▶ Gezeigter Textauszug
####################

Der Schulleiter wird künftig weitgehend der Unterrichtserteilung entbunden — dies in einer Zeit größten Lehrermangels! Mit dieser Maßnahme findet die Verbürokratisierung der Schule bereits auf der untersten Ebene Eingang, und der Schulleiter übt vor allem die Funktion eines „Schulaufsehers“ aus. Oder: Es blieb eigenartigerweise der Zweiten Republik vorbehalten, mit einer in der Öffentlichkeit viel belächelten „Amtstitelverordnung“ aufzuwarten, die eine wahre „Sintflut“

von Lehrertiteln im Gefolge hatte, während man im besagten Obrigkeitsstaat mit nur ein paar „Amtstiteln“ durchaus das Auslangen fand.

####################

▶ Vorliegende Angaben

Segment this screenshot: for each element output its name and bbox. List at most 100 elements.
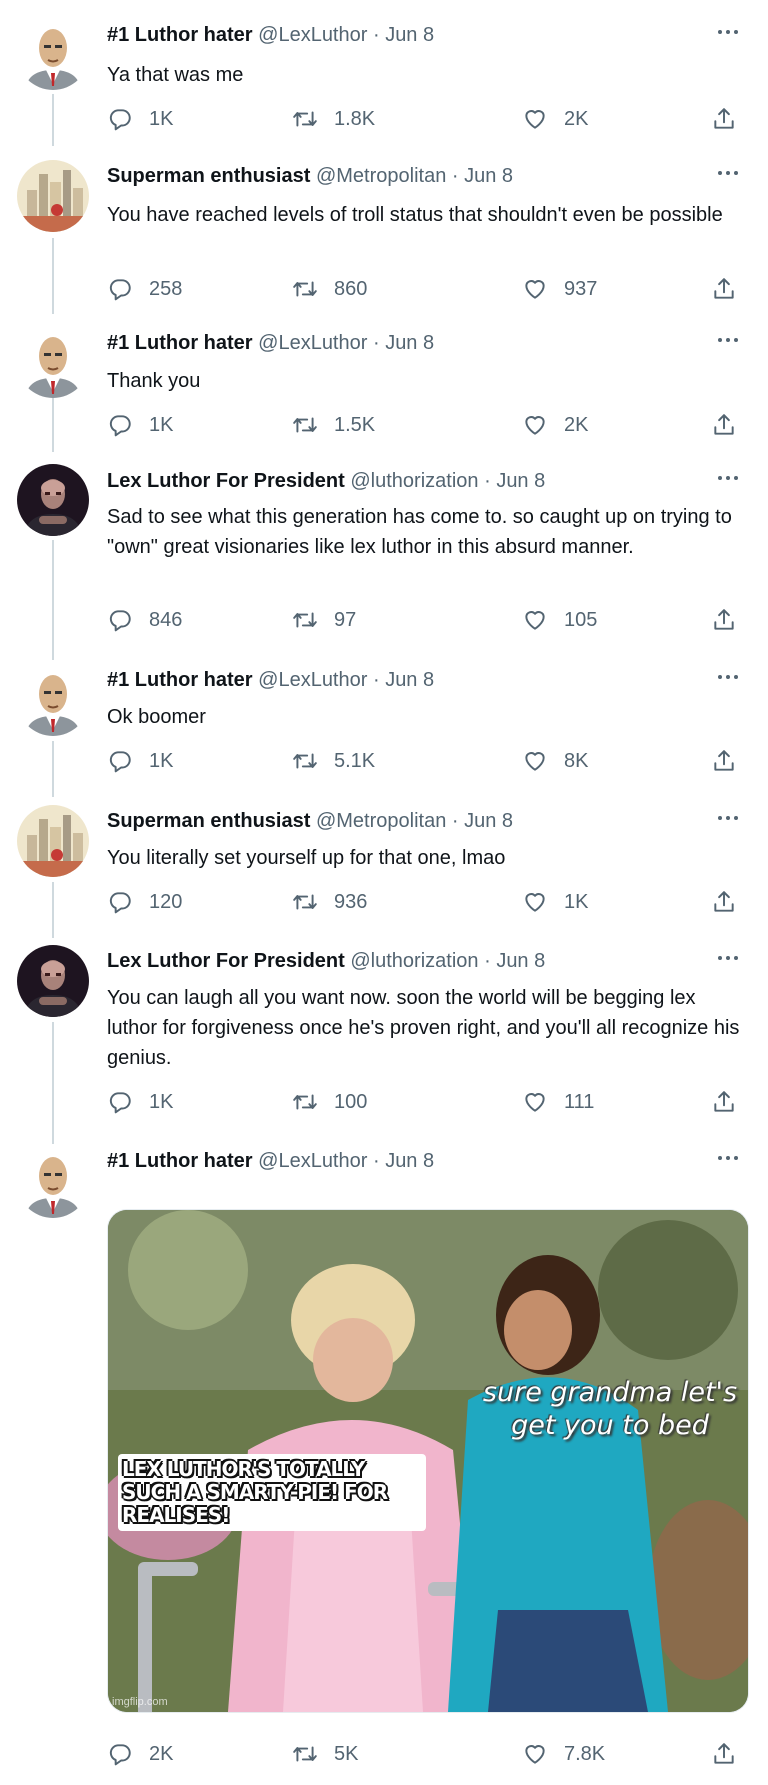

####################

▶ Anforderungen
1. Fassen Sie den gezeigten Textauszug in zwei Sätzen zusammen.
2. Schreiben Sie aus dem gezeigten Textauszug wörtlich die Stelle ab, die bei „Der Schulleiter wird“ beginnt und bei „das Auslangen fand.“ endet.

▶ Lösungen je Aufgabe
1. Der Schulleiter soll künftig trotz größten Lehrermangels weitgehend vom Unterricht entbunden werden, womit die Verbürokratisierung der Schule schon auf der untersten Ebene einsetzt und er vor allem als „Schulaufseher“ tätig ist. Zudem brachte erst die Zweite Republik eine viel belächelte „Amtstitelverordnung“ hervor, die eine „Sintflut“ von Lehrertiteln nach sich zog, während der Obrigkeitsstaat mit wenigen „Amtstiteln“ auskam.

2.
Der Schulleiter wird künftig weitgehend der Unterrichtserteilung entbunden — dies in einer Zeit größten Lehrermangels! Mit dieser Maßnahme findet die Verbürokratisierung der Schule bereits auf der untersten Ebene Eingang, und der Schulleiter übt vor allem die Funktion eines „Schulaufsehers“ aus. Oder: Es blieb eigenartigerweise der Zweiten Republik vorbehalten, mit einer in der Öffentlichkeit viel belächelten „Amtstitelverordnung“ aufzuwarten, die eine wahre „Sintflut“

von Lehrertiteln im Gefolge hatte, während man im besagten Obrigkeitsstaat mit nur ein paar „Amtstiteln“ durchaus das Auslangen fand.